Instruction: Take the entries below and reproduce them word for word.

———

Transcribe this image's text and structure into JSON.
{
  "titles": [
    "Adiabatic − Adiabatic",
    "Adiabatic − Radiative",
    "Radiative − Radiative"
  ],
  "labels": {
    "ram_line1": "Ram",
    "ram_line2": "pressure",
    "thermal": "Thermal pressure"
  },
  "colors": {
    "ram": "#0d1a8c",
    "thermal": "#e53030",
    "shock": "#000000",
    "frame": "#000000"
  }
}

———

Output:
Transcribe this image's text and structure into JSON.
{
  "titles": [
    "Adiabatic − Adiabatic",
    "Adiabatic − Radiative",
    "Radiative − Radiative"
  ],
  "labels": {
    "ram_line1": "Ram",
    "ram_line2": "pressure",
    "thermal": "Thermal pressure"
  },
  "colors": {
    "ram": "#0d1a8c",
    "thermal": "#e53030",
    "shock": "#000000",
    "frame": "#000000"
  }
}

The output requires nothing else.